• [Short problem]
Report every line from the material that contains the word "content".

• [Dataset rows]
☆ ☆ ☆ ☆ ☆ ☆ ☆
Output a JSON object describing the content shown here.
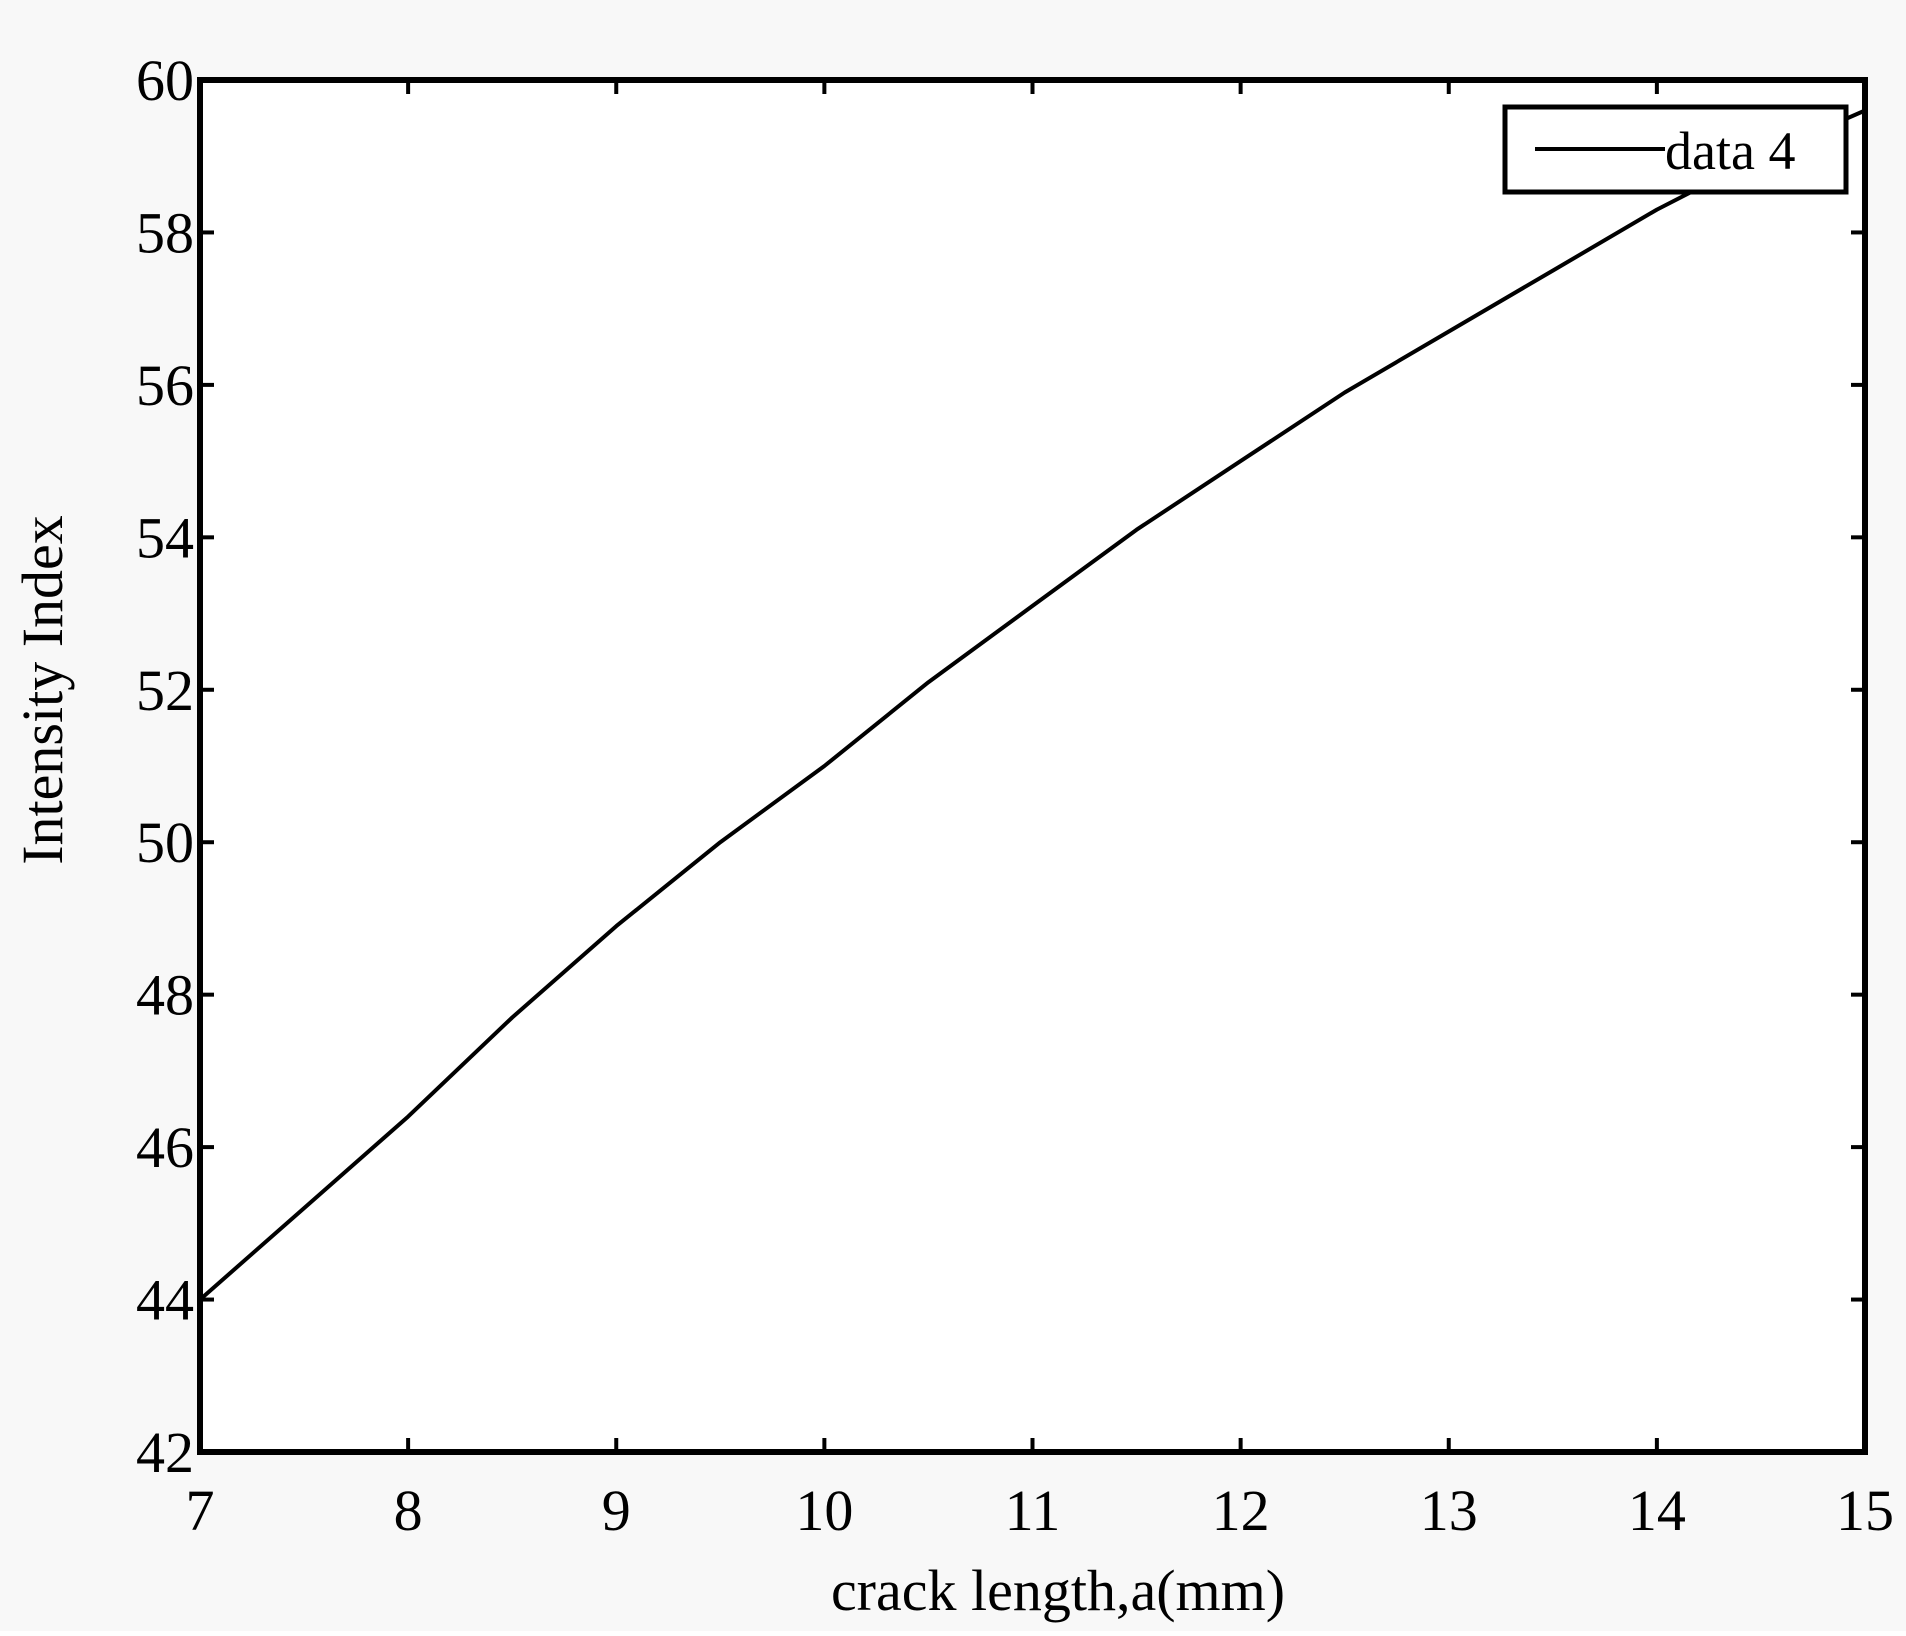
☆ ☆ ☆ ☆ ☆ ☆ ☆
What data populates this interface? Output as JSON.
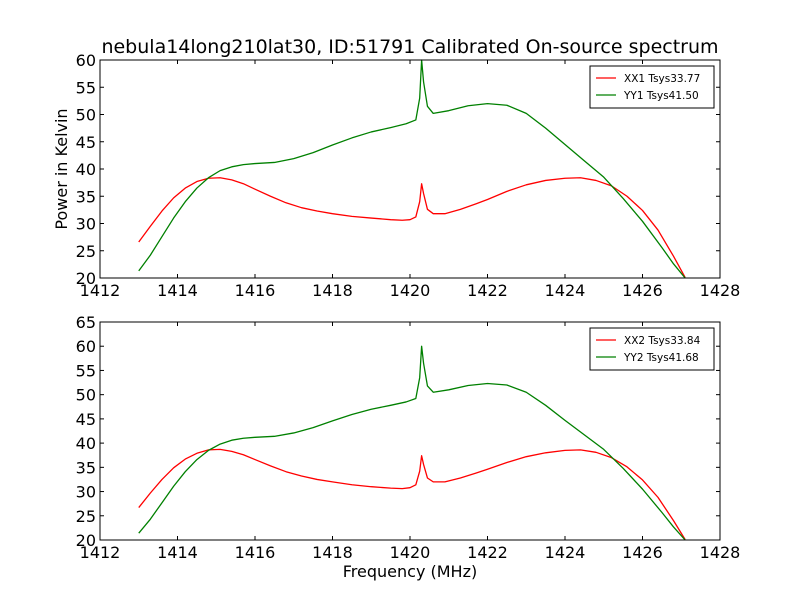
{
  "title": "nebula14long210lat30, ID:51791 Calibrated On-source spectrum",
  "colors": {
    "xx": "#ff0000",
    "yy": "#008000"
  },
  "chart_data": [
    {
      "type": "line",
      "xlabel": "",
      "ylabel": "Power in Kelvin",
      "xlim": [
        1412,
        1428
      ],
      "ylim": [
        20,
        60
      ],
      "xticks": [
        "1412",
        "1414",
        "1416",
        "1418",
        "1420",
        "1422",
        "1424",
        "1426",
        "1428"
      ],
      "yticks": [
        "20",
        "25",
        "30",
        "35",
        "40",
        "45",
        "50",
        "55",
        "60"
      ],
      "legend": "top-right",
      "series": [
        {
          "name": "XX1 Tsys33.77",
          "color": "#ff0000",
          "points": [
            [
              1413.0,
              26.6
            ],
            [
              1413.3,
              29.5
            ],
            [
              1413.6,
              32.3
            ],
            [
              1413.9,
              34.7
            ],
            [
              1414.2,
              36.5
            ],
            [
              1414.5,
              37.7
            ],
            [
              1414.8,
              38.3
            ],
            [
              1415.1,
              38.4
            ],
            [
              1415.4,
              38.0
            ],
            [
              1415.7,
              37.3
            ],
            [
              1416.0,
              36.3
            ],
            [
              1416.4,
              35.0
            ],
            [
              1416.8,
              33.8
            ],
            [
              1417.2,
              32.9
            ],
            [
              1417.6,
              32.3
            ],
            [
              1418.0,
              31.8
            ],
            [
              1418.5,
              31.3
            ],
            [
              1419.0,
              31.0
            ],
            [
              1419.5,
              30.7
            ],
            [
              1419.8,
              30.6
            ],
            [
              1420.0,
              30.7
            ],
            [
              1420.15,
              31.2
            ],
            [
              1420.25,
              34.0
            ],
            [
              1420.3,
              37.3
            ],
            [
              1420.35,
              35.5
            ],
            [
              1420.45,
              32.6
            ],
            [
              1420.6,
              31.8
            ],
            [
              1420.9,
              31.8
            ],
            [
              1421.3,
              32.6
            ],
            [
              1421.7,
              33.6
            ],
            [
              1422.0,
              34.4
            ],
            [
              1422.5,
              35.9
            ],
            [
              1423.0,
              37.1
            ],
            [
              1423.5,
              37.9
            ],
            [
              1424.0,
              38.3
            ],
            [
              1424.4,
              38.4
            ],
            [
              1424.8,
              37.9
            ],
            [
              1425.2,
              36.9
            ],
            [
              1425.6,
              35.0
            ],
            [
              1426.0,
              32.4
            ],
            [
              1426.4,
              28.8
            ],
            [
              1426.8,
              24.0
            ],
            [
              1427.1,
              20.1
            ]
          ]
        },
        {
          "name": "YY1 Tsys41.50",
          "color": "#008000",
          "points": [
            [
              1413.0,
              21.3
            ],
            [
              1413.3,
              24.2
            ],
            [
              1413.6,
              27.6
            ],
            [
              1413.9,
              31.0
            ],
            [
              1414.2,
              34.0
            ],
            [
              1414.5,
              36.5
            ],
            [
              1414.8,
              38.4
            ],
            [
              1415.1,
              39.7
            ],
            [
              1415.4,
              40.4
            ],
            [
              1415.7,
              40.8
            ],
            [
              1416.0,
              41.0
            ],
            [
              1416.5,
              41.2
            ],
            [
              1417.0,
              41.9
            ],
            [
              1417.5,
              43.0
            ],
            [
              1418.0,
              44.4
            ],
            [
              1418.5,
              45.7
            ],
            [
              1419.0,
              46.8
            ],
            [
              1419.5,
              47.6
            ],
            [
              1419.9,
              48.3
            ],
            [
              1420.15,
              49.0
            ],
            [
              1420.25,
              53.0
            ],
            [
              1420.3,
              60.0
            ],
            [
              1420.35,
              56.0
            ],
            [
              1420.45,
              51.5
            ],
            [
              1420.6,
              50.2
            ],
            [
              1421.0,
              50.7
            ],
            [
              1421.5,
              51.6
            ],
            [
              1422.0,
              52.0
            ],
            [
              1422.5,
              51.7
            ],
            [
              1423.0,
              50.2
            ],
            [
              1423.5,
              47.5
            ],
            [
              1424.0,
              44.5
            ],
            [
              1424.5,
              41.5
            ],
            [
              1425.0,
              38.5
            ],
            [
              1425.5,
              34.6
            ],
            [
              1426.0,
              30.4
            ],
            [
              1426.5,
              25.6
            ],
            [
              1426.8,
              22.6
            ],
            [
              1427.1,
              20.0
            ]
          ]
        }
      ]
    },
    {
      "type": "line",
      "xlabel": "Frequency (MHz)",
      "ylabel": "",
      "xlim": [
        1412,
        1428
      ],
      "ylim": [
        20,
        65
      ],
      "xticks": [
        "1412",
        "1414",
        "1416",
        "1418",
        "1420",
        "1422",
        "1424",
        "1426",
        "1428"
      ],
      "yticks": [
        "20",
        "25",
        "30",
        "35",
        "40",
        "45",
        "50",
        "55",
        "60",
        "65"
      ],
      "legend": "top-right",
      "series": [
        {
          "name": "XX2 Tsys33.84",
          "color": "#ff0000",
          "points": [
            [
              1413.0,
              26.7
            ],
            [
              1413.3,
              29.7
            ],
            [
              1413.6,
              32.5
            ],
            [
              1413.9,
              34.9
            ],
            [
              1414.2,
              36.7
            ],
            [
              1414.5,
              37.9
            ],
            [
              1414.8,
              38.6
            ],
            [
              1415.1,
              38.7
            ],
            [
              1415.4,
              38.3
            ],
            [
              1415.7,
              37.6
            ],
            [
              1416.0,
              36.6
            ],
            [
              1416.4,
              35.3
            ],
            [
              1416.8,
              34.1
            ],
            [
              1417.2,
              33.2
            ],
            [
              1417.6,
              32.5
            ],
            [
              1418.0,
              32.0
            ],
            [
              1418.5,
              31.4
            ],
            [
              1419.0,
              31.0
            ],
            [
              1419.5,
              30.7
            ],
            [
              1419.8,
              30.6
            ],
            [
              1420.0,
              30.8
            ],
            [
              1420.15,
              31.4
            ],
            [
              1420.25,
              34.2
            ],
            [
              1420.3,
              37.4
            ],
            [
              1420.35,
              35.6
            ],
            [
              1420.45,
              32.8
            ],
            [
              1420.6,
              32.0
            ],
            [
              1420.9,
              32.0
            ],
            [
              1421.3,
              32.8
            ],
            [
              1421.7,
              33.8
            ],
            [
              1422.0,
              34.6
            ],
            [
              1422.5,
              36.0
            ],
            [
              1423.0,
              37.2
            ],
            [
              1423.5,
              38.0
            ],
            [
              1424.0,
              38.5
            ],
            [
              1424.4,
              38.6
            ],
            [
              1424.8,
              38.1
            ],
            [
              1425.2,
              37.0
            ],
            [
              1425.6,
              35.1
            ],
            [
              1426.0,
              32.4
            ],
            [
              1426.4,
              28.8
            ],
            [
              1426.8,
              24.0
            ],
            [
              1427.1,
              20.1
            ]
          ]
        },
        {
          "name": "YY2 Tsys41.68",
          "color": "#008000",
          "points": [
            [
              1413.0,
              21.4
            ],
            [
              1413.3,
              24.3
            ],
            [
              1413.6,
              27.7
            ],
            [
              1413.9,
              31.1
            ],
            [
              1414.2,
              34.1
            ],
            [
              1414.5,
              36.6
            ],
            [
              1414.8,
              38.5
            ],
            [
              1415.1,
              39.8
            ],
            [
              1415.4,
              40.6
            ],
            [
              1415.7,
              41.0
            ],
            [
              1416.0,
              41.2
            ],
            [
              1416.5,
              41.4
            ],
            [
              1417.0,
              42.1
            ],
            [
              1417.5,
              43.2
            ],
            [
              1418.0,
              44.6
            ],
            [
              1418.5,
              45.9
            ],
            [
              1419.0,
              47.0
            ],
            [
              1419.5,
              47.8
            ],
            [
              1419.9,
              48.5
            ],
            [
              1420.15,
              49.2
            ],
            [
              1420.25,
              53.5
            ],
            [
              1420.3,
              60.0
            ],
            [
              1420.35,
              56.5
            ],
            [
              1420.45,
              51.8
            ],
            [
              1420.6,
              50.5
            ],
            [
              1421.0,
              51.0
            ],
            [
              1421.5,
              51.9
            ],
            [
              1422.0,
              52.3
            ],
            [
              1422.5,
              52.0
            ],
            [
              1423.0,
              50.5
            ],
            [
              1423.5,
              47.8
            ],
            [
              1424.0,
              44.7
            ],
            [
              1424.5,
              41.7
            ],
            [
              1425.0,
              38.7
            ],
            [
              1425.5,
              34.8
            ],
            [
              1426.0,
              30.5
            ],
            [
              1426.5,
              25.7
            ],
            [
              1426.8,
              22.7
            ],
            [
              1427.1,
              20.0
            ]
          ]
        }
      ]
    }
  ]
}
☆ ☆ ☆ ☆ ☆ ☆ ☆
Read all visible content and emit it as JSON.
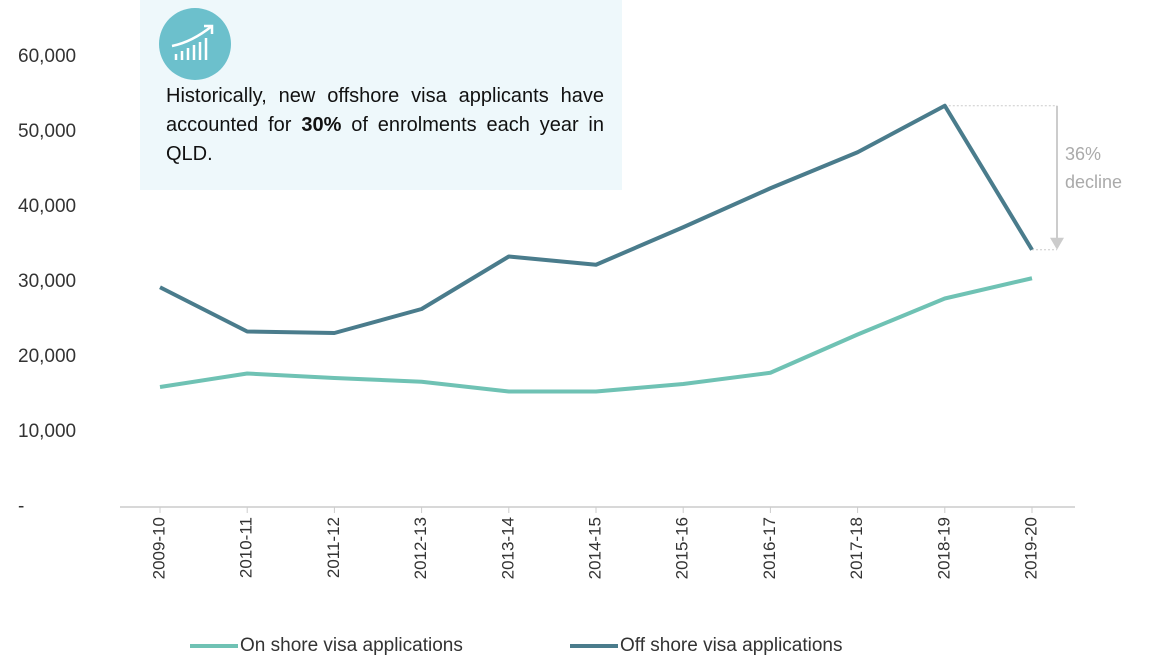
☆ ☆ ☆ ☆ ☆ ☆ ☆
• [Task response]
Output a JSON object describing the content shown here.
Read all visible content and emit it as JSON.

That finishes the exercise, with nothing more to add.